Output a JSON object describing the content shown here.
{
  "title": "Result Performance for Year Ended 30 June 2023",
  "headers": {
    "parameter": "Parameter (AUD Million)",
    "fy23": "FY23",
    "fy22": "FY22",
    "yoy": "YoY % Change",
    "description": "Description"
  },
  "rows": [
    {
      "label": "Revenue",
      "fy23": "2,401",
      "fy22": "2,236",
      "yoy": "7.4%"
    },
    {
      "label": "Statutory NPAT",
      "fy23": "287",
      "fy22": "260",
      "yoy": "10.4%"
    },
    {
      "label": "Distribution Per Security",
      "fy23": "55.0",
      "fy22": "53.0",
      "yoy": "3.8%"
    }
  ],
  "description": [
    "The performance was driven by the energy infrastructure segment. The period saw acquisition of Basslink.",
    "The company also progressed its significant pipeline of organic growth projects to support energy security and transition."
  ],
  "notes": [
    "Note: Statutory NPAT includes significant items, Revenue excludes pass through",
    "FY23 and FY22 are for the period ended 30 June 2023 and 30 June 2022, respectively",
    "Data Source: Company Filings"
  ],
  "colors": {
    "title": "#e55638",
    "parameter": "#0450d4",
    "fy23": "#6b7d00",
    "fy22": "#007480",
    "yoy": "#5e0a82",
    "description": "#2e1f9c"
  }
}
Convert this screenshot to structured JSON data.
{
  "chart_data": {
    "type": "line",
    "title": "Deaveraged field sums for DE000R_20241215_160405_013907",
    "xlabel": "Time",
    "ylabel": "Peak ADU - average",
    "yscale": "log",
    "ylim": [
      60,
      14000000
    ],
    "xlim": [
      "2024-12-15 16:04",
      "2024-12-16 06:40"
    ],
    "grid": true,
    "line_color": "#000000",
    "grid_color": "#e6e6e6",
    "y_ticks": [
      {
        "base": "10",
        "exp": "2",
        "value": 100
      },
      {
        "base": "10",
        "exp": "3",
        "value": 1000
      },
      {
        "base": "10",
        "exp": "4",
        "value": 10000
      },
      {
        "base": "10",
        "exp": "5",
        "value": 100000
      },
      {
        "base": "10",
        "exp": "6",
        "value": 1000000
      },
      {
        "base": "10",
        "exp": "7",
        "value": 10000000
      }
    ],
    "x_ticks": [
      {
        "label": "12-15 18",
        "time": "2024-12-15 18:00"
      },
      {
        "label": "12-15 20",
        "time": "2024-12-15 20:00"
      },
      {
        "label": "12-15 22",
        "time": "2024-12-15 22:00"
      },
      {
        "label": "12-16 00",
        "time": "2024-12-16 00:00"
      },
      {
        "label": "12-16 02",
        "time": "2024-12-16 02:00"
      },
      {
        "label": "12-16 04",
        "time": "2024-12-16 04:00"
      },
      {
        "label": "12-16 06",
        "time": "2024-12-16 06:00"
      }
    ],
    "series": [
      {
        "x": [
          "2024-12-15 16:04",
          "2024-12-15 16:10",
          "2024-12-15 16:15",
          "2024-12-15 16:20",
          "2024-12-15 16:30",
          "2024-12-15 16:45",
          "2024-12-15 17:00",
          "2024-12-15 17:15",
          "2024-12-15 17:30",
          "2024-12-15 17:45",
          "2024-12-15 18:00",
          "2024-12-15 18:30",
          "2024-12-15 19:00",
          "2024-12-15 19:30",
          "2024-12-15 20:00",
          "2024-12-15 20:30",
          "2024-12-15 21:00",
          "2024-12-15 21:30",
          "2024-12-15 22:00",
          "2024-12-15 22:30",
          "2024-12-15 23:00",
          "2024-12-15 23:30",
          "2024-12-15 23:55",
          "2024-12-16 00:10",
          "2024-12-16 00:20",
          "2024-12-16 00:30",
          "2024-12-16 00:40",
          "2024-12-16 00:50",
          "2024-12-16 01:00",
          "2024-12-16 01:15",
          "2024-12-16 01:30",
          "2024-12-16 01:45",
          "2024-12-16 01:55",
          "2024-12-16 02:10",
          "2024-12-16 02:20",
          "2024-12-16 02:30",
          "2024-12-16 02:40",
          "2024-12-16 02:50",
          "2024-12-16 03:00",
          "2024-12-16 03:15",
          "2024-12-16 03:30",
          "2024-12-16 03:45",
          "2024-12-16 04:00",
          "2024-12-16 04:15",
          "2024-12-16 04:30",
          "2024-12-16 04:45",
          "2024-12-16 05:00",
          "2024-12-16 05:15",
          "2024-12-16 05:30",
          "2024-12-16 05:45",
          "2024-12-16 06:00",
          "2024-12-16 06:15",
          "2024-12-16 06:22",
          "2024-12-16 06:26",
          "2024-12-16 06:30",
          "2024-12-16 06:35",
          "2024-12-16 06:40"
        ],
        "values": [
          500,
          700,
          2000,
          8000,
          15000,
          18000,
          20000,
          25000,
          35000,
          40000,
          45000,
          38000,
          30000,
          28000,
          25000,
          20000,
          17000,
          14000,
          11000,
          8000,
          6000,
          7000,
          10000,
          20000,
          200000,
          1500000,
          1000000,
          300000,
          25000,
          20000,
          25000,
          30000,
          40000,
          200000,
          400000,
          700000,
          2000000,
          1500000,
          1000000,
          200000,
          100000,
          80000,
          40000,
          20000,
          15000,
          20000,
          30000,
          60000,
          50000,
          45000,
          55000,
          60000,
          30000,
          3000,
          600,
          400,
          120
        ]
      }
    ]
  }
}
——————
#### The exercise
Give all the records again. Match them exactly.

#### The result
Output a JSON object describing the content shown here.
{
  "title": "Result Performance for Year Ended 30 June 2023",
  "headers": {
    "parameter": "Parameter (AUD Million)",
    "fy23": "FY23",
    "fy22": "FY22",
    "yoy": "YoY % Change",
    "description": "Description"
  },
  "rows": [
    {
      "label": "Revenue",
      "fy23": "2,401",
      "fy22": "2,236",
      "yoy": "7.4%"
    },
    {
      "label": "Statutory NPAT",
      "fy23": "287",
      "fy22": "260",
      "yoy": "10.4%"
    },
    {
      "label": "Distribution Per Security",
      "fy23": "55.0",
      "fy22": "53.0",
      "yoy": "3.8%"
    }
  ],
  "description": [
    "The performance was driven by the energy infrastructure segment. The period saw acquisition of Basslink.",
    "The company also progressed its significant pipeline of organic growth projects to support energy security and transition."
  ],
  "notes": [
    "Note: Statutory NPAT includes significant items, Revenue excludes pass through",
    "FY23 and FY22 are for the period ended 30 June 2023 and 30 June 2022, respectively",
    "Data Source: Company Filings"
  ],
  "colors": {
    "title": "#e55638",
    "parameter": "#0450d4",
    "fy23": "#6b7d00",
    "fy22": "#007480",
    "yoy": "#5e0a82",
    "description": "#2e1f9c"
  }
}
Convert this screenshot to structured JSON data.
{
  "chart_data": {
    "type": "line",
    "title": "Deaveraged field sums for DE000R_20241215_160405_013907",
    "xlabel": "Time",
    "ylabel": "Peak ADU - average",
    "yscale": "log",
    "ylim": [
      60,
      14000000
    ],
    "xlim": [
      "2024-12-15 16:04",
      "2024-12-16 06:40"
    ],
    "grid": true,
    "line_color": "#000000",
    "grid_color": "#e6e6e6",
    "y_ticks": [
      {
        "base": "10",
        "exp": "2",
        "value": 100
      },
      {
        "base": "10",
        "exp": "3",
        "value": 1000
      },
      {
        "base": "10",
        "exp": "4",
        "value": 10000
      },
      {
        "base": "10",
        "exp": "5",
        "value": 100000
      },
      {
        "base": "10",
        "exp": "6",
        "value": 1000000
      },
      {
        "base": "10",
        "exp": "7",
        "value": 10000000
      }
    ],
    "x_ticks": [
      {
        "label": "12-15 18",
        "time": "2024-12-15 18:00"
      },
      {
        "label": "12-15 20",
        "time": "2024-12-15 20:00"
      },
      {
        "label": "12-15 22",
        "time": "2024-12-15 22:00"
      },
      {
        "label": "12-16 00",
        "time": "2024-12-16 00:00"
      },
      {
        "label": "12-16 02",
        "time": "2024-12-16 02:00"
      },
      {
        "label": "12-16 04",
        "time": "2024-12-16 04:00"
      },
      {
        "label": "12-16 06",
        "time": "2024-12-16 06:00"
      }
    ],
    "series": [
      {
        "x": [
          "2024-12-15 16:04",
          "2024-12-15 16:10",
          "2024-12-15 16:15",
          "2024-12-15 16:20",
          "2024-12-15 16:30",
          "2024-12-15 16:45",
          "2024-12-15 17:00",
          "2024-12-15 17:15",
          "2024-12-15 17:30",
          "2024-12-15 17:45",
          "2024-12-15 18:00",
          "2024-12-15 18:30",
          "2024-12-15 19:00",
          "2024-12-15 19:30",
          "2024-12-15 20:00",
          "2024-12-15 20:30",
          "2024-12-15 21:00",
          "2024-12-15 21:30",
          "2024-12-15 22:00",
          "2024-12-15 22:30",
          "2024-12-15 23:00",
          "2024-12-15 23:30",
          "2024-12-15 23:55",
          "2024-12-16 00:10",
          "2024-12-16 00:20",
          "2024-12-16 00:30",
          "2024-12-16 00:40",
          "2024-12-16 00:50",
          "2024-12-16 01:00",
          "2024-12-16 01:15",
          "2024-12-16 01:30",
          "2024-12-16 01:45",
          "2024-12-16 01:55",
          "2024-12-16 02:10",
          "2024-12-16 02:20",
          "2024-12-16 02:30",
          "2024-12-16 02:40",
          "2024-12-16 02:50",
          "2024-12-16 03:00",
          "2024-12-16 03:15",
          "2024-12-16 03:30",
          "2024-12-16 03:45",
          "2024-12-16 04:00",
          "2024-12-16 04:15",
          "2024-12-16 04:30",
          "2024-12-16 04:45",
          "2024-12-16 05:00",
          "2024-12-16 05:15",
          "2024-12-16 05:30",
          "2024-12-16 05:45",
          "2024-12-16 06:00",
          "2024-12-16 06:15",
          "2024-12-16 06:22",
          "2024-12-16 06:26",
          "2024-12-16 06:30",
          "2024-12-16 06:35",
          "2024-12-16 06:40"
        ],
        "values": [
          500,
          700,
          2000,
          8000,
          15000,
          18000,
          20000,
          25000,
          35000,
          40000,
          45000,
          38000,
          30000,
          28000,
          25000,
          20000,
          17000,
          14000,
          11000,
          8000,
          6000,
          7000,
          10000,
          20000,
          200000,
          1500000,
          1000000,
          300000,
          25000,
          20000,
          25000,
          30000,
          40000,
          200000,
          400000,
          700000,
          2000000,
          1500000,
          1000000,
          200000,
          100000,
          80000,
          40000,
          20000,
          15000,
          20000,
          30000,
          60000,
          50000,
          45000,
          55000,
          60000,
          30000,
          3000,
          600,
          400,
          120
        ]
      }
    ]
  }
}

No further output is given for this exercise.